**Extrait du document**
= = = =

Loi “séparatisme”: loi d’amalgame et de stigmatisation.

C’est dans un contexte de plus en plus sécuritaire et réactionnaire que le débat sur le projet de loi « confortant le respect des principes de la République » s’est ouvert hier à l’Assemblée nationale.
Dans l’exposé des motifs, ce PJL est présenté comme une réponse « à un entrisme communautariste … pour l’essentiel d’inspiration islamiste». La cible est donc clairement désignée : les citoyen-nes de confession musulmane et il ne s’attaquera pas à toutes les formes de séparatismes comme le laissait entendre son intitulé initial. Ce PJL remet-il par exemple en cause les statuts particuliers ou concordataires d’Alsace-Moselle, de Guyane ou de Mayotte ? Il semble bien que non !
De nombreuses analyses (SAF, LDH, DDD…) convergent pour en dénoncer le caractère disproportionné et répressif (1/3 des articles renforcent des dispositifs de contrôle, 1/4 définissent des peines d’emprisonnement) et l’absence de toute disposition en faveur de la mixité sociale ou de la lutte contre les discriminations qui sont les terreaux sur lesquels prospèrent les idéologies radicales. Le PJL touche pratiquement tous les droits et libertés publiques et remet en cause de grandes lois relatives à celles-ci (1881 sur la liberté de la presse, 1905 sur la séparation des églises et de l’État, 1901 sur la liberté d’association …).
Il ne comporte aucune disposition que l’on pourrait analyser positivement. Les dérogations possibles aux autorisations désormais nécessaires à l’instruction en famille, montrent que l’institution n’entend pas s’attaquer réellement à un problème qu’elle contribue elle-même à créer en démantelant progressivement l’école publique. Il est fort probable aussi que le contrôle accru sur les écoles hors-contrat, ne s’exercera pas de manière indifférenciée, en particulier vis à vis de celles que le Ministre lui-même a vantée publiquement pour leur innovation (du Réseau Espérance Banlieue) Par ailleurs, ces dispositions devraient sans doute davantage relever d’une loi sur la protection de l’enfance ou sur l’école.

= = = =

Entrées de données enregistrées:

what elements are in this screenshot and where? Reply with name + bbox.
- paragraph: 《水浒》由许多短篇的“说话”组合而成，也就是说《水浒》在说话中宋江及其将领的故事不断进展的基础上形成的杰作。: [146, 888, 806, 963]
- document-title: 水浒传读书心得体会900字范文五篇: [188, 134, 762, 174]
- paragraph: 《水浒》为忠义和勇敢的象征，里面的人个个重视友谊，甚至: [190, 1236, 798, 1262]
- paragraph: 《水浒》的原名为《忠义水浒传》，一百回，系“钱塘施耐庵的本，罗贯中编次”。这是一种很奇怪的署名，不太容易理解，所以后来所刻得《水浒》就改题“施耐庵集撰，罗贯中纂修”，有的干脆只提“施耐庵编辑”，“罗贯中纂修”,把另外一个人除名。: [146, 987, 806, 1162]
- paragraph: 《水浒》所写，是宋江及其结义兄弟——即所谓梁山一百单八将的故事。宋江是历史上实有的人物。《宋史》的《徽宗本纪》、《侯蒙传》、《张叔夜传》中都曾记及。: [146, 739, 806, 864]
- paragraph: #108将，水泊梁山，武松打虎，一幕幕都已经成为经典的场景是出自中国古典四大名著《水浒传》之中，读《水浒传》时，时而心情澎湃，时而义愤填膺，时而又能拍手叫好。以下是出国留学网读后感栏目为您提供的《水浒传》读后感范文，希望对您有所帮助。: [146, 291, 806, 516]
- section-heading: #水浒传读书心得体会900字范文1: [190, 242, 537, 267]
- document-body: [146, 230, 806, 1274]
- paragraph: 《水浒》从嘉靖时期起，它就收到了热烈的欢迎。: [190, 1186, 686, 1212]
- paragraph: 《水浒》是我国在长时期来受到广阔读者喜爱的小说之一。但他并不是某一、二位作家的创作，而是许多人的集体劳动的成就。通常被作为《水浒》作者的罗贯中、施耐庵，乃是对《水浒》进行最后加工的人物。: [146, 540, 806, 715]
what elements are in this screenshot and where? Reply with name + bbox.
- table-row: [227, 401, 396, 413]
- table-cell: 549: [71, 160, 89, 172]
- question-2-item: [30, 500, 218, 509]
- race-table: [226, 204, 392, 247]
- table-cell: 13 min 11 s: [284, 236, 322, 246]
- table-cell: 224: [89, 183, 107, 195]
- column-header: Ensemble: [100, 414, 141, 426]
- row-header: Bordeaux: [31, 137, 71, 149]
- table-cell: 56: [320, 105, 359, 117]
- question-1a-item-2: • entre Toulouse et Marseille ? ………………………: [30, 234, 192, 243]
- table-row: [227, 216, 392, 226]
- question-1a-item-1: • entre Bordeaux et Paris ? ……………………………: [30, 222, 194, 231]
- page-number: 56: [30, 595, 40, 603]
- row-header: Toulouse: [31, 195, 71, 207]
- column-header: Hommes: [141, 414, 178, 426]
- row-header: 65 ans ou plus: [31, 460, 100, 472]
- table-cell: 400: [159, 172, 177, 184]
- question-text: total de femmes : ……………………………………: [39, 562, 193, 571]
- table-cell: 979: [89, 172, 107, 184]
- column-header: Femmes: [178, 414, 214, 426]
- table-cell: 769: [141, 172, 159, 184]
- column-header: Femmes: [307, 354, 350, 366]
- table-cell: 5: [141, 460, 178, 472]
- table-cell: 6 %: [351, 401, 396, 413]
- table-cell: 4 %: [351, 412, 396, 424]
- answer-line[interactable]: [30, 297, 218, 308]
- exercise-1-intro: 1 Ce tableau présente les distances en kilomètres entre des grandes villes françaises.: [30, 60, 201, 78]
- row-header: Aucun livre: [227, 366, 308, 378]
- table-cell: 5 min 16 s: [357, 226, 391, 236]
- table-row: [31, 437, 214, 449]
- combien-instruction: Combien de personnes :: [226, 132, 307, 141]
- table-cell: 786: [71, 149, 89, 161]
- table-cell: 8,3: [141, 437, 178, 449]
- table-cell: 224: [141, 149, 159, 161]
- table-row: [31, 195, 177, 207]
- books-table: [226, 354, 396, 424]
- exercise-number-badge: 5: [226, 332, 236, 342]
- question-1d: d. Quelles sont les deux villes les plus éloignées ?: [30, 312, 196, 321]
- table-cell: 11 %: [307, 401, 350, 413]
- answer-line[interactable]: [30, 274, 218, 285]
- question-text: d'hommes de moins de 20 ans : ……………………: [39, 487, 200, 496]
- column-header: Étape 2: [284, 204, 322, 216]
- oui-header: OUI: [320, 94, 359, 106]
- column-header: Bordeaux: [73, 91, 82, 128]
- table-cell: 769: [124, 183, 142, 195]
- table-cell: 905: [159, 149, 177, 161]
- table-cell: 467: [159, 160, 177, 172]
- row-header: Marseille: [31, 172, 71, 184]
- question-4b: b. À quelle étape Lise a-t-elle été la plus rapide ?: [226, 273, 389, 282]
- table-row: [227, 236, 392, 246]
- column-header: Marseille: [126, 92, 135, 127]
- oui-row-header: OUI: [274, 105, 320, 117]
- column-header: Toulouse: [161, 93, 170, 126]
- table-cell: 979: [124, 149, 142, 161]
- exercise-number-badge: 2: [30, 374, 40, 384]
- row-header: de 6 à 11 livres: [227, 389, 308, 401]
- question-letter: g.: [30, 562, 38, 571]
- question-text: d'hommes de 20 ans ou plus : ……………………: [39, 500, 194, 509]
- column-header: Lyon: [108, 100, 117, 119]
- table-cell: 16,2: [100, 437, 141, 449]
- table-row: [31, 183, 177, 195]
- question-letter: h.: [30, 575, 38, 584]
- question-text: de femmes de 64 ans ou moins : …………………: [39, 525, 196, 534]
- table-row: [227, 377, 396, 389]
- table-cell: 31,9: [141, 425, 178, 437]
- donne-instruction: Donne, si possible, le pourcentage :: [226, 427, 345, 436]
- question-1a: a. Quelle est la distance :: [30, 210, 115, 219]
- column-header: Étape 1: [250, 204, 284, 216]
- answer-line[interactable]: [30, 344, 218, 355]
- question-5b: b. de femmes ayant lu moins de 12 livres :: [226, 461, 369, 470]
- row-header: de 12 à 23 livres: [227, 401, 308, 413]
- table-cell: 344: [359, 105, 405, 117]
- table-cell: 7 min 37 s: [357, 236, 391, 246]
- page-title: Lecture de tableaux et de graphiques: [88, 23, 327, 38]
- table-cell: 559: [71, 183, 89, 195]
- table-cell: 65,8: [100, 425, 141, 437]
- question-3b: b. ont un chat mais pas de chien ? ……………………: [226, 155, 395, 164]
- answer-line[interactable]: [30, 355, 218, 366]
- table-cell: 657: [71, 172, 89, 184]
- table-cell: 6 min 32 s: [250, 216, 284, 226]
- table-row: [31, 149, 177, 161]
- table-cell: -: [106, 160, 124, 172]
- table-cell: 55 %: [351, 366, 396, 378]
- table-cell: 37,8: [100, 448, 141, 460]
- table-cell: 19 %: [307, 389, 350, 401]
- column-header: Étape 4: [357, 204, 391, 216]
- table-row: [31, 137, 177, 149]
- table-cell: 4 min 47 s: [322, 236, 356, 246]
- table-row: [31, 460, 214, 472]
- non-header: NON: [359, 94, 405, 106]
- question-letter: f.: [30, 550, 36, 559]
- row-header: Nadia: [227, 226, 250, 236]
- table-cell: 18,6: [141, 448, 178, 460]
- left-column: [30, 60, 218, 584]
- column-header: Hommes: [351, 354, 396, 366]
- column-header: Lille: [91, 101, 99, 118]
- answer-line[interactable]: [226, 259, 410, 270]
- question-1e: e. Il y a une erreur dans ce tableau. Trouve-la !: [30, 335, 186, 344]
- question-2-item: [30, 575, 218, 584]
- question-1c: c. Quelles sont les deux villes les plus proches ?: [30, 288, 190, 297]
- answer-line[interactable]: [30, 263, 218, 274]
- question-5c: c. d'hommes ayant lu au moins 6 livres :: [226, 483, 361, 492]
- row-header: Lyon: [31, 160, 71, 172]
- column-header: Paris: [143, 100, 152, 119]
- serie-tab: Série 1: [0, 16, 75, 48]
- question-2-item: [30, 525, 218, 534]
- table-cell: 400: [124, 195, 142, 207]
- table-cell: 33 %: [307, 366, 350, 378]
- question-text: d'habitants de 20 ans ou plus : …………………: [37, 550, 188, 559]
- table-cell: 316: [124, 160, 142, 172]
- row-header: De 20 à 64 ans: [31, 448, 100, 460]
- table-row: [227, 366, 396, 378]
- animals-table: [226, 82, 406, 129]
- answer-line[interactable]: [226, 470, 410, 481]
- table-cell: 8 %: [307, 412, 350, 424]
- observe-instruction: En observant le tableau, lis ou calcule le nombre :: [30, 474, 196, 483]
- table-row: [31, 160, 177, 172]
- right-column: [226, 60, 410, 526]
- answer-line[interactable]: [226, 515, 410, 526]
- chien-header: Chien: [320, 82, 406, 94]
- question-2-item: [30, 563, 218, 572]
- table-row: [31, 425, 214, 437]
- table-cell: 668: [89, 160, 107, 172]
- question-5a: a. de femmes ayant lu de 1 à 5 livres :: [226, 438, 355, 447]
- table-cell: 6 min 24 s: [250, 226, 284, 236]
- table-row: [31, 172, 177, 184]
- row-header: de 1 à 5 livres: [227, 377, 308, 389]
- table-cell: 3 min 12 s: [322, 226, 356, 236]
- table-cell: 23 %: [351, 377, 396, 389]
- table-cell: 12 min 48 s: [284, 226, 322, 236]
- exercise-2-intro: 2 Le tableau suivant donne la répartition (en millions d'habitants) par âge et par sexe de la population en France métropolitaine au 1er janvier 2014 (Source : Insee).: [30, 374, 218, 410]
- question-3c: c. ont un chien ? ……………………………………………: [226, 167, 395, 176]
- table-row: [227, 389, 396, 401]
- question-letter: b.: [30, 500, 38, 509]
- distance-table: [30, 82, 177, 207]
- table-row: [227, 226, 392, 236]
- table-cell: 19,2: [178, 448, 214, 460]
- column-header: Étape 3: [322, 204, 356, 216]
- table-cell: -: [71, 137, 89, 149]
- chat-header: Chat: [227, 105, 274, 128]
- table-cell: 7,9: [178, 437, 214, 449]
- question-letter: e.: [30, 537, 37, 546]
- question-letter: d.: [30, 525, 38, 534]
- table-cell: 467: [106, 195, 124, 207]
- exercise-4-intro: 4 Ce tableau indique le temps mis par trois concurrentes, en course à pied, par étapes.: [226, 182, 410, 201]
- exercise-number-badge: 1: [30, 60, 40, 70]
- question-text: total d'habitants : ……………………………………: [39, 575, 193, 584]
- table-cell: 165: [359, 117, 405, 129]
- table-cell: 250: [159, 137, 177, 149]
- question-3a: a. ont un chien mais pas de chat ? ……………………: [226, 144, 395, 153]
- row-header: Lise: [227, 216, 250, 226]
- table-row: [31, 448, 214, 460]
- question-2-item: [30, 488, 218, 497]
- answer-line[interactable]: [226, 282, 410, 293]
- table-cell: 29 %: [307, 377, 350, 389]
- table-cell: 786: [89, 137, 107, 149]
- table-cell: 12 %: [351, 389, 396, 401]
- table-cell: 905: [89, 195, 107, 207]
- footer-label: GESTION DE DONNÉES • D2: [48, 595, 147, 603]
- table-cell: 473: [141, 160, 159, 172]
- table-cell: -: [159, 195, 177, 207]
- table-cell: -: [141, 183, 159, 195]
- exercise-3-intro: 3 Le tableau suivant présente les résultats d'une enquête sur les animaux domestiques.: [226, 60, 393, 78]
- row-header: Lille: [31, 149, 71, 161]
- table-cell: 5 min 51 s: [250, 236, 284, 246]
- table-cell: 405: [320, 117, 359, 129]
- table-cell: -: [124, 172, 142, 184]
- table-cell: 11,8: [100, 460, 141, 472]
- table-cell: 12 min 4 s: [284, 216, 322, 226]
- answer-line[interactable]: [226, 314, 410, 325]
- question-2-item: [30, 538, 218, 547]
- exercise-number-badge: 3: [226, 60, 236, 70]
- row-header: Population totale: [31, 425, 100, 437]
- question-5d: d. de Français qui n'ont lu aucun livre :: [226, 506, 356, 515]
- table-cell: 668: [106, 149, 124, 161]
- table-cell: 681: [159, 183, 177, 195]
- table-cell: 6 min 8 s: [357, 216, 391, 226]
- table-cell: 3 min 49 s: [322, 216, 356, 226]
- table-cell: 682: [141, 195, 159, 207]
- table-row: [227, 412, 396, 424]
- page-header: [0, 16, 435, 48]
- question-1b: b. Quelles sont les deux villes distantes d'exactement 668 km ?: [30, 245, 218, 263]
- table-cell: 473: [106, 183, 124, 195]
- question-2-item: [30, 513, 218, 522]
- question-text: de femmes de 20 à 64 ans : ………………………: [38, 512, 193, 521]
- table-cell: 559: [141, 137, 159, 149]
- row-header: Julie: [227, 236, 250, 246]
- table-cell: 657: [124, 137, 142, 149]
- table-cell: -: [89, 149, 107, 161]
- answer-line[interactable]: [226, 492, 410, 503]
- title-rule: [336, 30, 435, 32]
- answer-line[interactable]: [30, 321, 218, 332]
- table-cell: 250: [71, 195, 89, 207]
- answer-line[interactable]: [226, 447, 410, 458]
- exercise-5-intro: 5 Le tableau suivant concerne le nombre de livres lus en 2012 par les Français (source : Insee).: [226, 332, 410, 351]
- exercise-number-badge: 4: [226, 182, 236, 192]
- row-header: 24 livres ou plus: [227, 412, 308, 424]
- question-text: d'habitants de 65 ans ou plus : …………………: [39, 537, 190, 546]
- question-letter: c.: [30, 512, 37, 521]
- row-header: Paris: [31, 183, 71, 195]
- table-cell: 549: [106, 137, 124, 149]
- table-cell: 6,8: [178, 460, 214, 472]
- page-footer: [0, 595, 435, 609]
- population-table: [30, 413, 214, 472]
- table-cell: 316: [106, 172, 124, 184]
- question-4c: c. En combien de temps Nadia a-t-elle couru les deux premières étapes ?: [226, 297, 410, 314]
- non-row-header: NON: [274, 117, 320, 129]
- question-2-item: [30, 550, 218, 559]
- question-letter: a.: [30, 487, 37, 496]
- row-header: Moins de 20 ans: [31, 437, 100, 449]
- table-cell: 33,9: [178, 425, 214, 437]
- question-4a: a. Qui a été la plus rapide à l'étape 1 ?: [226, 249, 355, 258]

= = = =

**Vos consignes**
[1] Répondez aux questions suivantes d'après l'extrait sur la loi « séparatisme » :
(a) Dans quelle assemblée le débat sur le projet de loi s'est-il ouvert ?
(b) Quelle proportion des articles définissent des peines d'emprisonnement ?
(c) Quel réseau d'écoles le Ministre a-t-il vanté publiquement pour son innovation ?
[2] Recopiez le passage de l'extrait sur la loi « séparatisme » allant de « De nombreuses analyses » à « liberté d’association …). », en substituant « excessif » à « disproportionné ».

**Résultats obtenus**
[1]
(a) À l'Assemblée nationale.
(b) Un quart (1/4).
(c) Le Réseau Espérance Banlieue.

[2]
De nombreuses analyses (SAF, LDH, DDD…) convergent pour en dénoncer le caractère excessif et répressif (1/3 des articles renforcent des dispositifs de contrôle, 1/4 définissent des peines d’emprisonnement) et l’absence de toute disposition en faveur de la mixité sociale ou de la lutte contre les discriminations qui sont les terreaux sur lesquels prospèrent les idéologies radicales. Le PJL touche pratiquement tous les droits et libertés publiques et remet en cause de grandes lois relatives à celles-ci (1881 sur la liberté de la presse, 1905 sur la séparation des églises et de l’État, 1901 sur la liberté d’association …).